Go through the listing and return every line with "icon" in it.
— START OF Data for this exercise —
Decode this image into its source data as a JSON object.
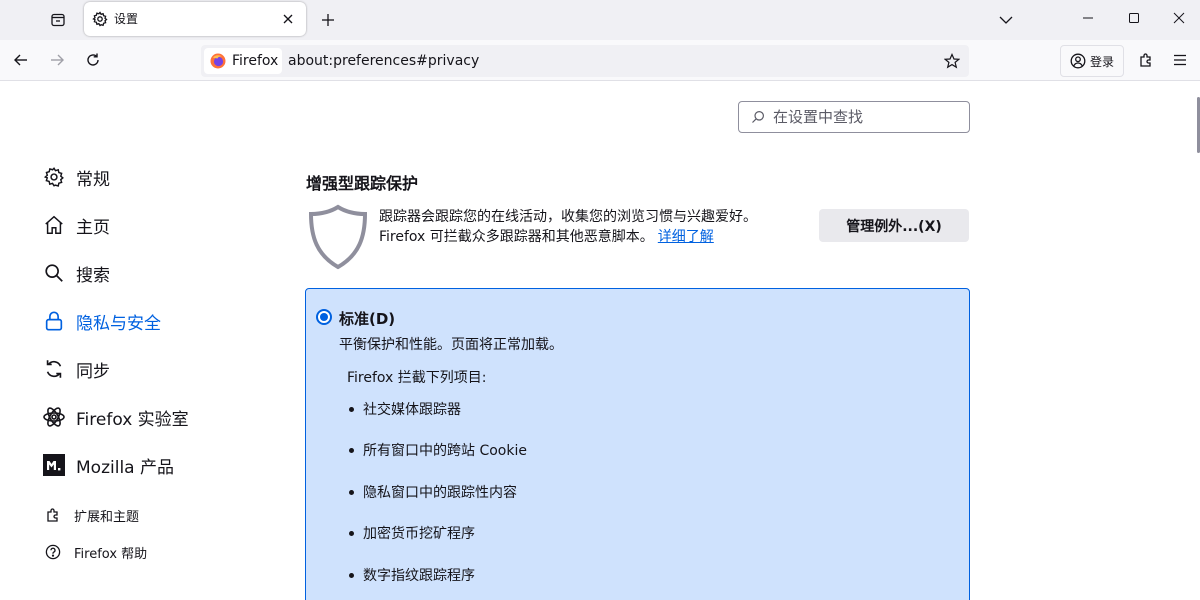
{
  "tab": {
    "title": "设置",
    "icon": "gear-icon"
  },
  "urlbar": {
    "identity_label": "Firefox",
    "url": "about:preferences#privacy"
  },
  "toolbar": {
    "signin_label": "登录"
  },
  "search": {
    "placeholder": "在设置中查找"
  },
  "categories": [
    {
      "label": "常规",
      "icon": "gear-icon"
    },
    {
      "label": "主页",
      "icon": "home-icon"
    },
    {
      "label": "搜索",
      "icon": "search-icon"
    },
    {
      "label": "隐私与安全",
      "icon": "lock-icon",
      "selected": true
    },
    {
      "label": "同步",
      "icon": "sync-icon"
    },
    {
      "label": "Firefox 实验室",
      "icon": "flask-icon"
    },
    {
      "label": "Mozilla 产品",
      "icon": "mozilla-icon"
    }
  ],
  "footer_links": [
    {
      "label": "扩展和主题",
      "icon": "puzzle-icon"
    },
    {
      "label": "Firefox 帮助",
      "icon": "help-icon"
    }
  ],
  "tracking": {
    "title": "增强型跟踪保护",
    "desc_line1": "跟踪器会跟踪您的在线活动，收集您的浏览习惯与兴趣爱好。",
    "desc_line2": "Firefox 可拦截众多跟踪器和其他恶意脚本。",
    "learn_more": "详细了解",
    "manage_exceptions": "管理例外...(X)",
    "standard": {
      "label": "标准(D)",
      "description": "平衡保护和性能。页面将正常加载。",
      "blocks_heading": "Firefox 拦截下列项目:",
      "items": [
        "社交媒体跟踪器",
        "所有窗口中的跨站 Cookie",
        "隐私窗口中的跟踪性内容",
        "加密货币挖矿程序",
        "数字指纹跟踪程序"
      ]
    }
  }
}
— END OF Data for this exercise —
> **Solution for this exercise**:
    "icon": "gear-icon"
      "icon": "gear-icon"
      "icon": "home-icon"
      "icon": "search-icon"
      "icon": "lock-icon",
      "icon": "sync-icon"
      "icon": "flask-icon"
      "icon": "mozilla-icon"
      "icon": "puzzle-icon"
      "icon": "help-icon"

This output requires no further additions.